**GIVEN ENTRIES**
☆ ☆ ☆ ☆ ☆ ☆ ☆

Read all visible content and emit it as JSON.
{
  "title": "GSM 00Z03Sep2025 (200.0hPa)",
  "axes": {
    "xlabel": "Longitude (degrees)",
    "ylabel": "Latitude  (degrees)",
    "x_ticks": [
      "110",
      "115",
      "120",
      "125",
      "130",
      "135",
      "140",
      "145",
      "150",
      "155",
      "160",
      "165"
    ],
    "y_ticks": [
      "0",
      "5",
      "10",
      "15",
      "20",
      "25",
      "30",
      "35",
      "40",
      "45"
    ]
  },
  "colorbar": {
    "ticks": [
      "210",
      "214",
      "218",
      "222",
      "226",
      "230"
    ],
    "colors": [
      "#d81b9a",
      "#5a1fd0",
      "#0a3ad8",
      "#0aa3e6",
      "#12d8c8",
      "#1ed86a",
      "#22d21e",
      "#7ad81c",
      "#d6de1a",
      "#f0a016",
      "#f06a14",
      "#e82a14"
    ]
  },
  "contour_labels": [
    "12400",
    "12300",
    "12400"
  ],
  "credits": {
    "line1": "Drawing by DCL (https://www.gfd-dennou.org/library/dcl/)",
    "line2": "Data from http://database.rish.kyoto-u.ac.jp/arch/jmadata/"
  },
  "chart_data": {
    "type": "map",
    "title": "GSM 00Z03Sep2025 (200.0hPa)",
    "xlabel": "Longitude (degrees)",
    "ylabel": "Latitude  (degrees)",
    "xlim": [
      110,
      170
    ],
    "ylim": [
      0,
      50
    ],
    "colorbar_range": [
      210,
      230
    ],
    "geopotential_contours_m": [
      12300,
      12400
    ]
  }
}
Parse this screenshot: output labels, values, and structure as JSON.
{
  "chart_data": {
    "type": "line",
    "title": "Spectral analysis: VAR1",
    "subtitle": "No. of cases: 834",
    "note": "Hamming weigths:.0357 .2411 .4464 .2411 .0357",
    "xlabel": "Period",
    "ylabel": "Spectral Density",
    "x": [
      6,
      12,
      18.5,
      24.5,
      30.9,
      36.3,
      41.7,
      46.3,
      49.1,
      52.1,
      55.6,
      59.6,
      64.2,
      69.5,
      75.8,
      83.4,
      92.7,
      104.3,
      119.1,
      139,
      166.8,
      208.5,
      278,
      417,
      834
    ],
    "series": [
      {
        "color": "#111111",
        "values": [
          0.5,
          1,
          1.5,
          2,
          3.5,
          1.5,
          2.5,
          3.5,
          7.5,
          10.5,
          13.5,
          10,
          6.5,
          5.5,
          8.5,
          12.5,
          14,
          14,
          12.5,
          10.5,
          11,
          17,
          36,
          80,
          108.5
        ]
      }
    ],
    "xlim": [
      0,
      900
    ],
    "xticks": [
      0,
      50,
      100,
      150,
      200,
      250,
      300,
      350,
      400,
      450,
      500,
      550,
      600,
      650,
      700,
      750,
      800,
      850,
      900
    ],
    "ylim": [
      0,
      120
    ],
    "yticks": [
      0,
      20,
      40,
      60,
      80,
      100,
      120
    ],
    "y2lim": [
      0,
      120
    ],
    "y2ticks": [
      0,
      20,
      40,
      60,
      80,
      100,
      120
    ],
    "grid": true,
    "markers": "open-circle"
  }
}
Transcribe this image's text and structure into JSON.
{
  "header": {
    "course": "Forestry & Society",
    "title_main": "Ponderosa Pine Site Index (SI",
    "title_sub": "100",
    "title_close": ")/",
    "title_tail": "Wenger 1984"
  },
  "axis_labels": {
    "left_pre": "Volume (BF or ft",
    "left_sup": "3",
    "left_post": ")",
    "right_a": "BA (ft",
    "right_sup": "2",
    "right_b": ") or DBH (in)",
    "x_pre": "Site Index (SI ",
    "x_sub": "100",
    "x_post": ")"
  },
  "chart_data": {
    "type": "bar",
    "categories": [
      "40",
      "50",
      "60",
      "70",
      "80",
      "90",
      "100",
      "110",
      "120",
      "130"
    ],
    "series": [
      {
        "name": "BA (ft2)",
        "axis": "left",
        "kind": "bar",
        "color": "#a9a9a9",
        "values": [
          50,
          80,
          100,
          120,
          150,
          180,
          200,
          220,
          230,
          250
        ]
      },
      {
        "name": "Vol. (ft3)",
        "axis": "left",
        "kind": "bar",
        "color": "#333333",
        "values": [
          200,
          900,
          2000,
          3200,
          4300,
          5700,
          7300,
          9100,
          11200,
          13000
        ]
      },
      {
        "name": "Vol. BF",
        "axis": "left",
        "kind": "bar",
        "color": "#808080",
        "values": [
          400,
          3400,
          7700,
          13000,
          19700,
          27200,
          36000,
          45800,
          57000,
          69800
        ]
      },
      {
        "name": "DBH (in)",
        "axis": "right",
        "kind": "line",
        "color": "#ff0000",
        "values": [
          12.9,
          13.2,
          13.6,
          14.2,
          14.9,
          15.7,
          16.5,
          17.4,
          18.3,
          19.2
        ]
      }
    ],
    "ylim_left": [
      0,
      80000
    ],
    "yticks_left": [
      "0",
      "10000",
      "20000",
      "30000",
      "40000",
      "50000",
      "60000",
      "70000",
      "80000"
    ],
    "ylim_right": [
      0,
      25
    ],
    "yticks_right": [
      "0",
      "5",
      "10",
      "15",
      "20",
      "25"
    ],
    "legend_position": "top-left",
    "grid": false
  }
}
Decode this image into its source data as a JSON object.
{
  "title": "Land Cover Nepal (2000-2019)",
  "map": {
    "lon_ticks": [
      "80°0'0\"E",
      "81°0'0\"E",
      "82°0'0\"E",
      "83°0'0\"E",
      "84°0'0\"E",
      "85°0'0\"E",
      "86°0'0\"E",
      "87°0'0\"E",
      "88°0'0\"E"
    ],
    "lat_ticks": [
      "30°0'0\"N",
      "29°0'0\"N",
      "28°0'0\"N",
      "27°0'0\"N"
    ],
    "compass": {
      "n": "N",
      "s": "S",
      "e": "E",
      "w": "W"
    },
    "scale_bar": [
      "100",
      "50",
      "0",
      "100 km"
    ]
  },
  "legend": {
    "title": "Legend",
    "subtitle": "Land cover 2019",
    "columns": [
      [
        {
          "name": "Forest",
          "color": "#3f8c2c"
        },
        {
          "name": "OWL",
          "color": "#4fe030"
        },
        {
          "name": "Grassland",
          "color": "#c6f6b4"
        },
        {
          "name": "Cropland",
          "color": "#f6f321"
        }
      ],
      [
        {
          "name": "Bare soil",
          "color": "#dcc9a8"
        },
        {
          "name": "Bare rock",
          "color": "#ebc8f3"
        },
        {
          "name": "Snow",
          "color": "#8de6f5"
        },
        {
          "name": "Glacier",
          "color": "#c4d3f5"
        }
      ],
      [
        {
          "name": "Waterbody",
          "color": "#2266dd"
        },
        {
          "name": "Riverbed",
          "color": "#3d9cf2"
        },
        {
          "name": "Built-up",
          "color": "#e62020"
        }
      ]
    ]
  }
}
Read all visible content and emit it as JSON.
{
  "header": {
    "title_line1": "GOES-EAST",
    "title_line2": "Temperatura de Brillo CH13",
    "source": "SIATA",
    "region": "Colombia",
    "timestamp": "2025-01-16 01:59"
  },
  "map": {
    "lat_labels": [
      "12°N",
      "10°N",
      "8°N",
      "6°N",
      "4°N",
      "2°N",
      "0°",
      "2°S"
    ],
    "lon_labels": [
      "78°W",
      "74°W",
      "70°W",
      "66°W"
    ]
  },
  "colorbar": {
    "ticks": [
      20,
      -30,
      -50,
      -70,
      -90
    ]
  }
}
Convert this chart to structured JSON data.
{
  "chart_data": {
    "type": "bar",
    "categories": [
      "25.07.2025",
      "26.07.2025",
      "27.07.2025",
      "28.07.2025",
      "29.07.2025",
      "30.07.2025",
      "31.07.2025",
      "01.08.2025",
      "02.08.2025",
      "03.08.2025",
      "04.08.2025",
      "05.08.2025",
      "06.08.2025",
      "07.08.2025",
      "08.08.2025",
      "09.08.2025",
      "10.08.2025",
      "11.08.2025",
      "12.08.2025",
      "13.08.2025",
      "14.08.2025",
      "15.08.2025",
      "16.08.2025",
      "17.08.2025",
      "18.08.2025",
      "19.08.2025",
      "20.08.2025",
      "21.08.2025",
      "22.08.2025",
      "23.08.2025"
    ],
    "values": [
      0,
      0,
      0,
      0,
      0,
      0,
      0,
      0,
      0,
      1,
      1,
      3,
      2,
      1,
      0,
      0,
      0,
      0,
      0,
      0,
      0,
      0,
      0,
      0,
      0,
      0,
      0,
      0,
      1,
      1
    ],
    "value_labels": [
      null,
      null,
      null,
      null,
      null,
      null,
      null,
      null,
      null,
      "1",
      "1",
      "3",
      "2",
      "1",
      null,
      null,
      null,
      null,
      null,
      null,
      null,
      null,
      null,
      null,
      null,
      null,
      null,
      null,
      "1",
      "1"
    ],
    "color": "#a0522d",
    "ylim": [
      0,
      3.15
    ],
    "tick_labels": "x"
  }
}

☆ ☆ ☆ ☆ ☆ ☆ ☆

**EXERCISE GOAL**
Report all lines of the data above that include the string "Site".

**EXERCISE SOLUTION**
    "title_main": "Ponderosa Pine Site Index (SI",
    "x_pre": "Site Index (SI ",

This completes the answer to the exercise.